• WHAT THE EXERCISE ASKS: Pull out every line below holding the word "інцидент".
## BEGIN
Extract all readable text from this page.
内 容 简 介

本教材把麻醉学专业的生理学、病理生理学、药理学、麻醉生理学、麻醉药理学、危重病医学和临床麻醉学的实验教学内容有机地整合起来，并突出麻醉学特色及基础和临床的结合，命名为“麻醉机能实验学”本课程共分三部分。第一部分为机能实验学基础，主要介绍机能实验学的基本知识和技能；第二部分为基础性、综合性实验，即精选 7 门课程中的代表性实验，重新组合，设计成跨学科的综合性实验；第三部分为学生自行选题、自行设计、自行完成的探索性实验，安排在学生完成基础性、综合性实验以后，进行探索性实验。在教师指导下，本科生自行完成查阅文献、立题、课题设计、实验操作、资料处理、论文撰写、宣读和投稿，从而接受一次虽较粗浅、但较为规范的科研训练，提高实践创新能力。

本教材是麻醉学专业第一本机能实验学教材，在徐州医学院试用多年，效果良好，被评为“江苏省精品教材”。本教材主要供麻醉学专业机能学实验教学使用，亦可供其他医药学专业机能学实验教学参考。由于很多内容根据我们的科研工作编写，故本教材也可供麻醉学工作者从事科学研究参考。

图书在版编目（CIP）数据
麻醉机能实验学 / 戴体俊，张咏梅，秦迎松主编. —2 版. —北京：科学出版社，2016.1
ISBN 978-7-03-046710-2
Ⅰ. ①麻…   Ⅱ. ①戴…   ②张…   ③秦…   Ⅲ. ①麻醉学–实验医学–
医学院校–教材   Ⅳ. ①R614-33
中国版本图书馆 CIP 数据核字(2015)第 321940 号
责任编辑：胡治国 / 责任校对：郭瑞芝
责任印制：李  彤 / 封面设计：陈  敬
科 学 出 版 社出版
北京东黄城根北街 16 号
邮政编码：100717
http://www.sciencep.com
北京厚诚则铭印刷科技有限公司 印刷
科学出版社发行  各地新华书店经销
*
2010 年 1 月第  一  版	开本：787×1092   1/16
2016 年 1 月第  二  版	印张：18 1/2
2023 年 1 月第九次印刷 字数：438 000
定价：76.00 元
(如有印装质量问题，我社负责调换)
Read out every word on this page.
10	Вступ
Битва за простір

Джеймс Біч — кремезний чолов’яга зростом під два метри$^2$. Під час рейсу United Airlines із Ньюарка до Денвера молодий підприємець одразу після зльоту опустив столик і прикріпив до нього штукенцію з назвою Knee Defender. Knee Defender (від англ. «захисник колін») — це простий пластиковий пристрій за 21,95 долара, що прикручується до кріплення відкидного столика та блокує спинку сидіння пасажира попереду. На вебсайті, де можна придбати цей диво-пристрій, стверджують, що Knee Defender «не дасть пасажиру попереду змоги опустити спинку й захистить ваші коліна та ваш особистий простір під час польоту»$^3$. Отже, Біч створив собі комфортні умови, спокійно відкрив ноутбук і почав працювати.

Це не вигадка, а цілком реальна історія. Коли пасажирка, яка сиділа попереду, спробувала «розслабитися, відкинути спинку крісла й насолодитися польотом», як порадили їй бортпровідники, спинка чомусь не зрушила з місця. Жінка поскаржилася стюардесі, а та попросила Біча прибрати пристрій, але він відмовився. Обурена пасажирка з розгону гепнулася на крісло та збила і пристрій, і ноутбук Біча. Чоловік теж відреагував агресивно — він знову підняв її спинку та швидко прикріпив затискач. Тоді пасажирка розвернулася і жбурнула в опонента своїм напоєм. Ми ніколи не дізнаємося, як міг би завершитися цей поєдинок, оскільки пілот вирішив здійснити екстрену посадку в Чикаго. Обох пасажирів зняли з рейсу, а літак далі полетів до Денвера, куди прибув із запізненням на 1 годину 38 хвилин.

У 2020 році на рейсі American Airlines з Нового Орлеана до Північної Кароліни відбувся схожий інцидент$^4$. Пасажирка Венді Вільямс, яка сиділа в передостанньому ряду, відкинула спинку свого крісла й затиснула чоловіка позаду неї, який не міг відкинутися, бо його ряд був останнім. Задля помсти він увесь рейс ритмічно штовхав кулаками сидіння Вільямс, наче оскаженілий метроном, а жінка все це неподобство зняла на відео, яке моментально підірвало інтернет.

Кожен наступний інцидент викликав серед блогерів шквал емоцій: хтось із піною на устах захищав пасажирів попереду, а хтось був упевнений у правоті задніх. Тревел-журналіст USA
## END
• FINISHED EXERCISE:
У 2020 році на рейсі American Airlines з Нового Орлеана до Північної Кароліни відбувся схожий інцидент$^4$. Пасажирка Венді Вільямс, яка сиділа в передостанньому ряду, відкинула спинку свого крісла й затиснула чоловіка позаду неї, який не міг відкинутися, бо його ряд був останнім. Задля помсти він увесь рейс ритмічно штовхав кулаками сидіння Вільямс, наче оскаженілий метроном, а жінка все це неподобство зняла на відео, яке моментально підірвало інтернет.
Кожен наступний інцидент викликав серед блогерів шквал емоцій: хтось із піною на устах захищав пасажирів попереду, а хтось був упевнений у правоті задніх. Тревел-журналіст USA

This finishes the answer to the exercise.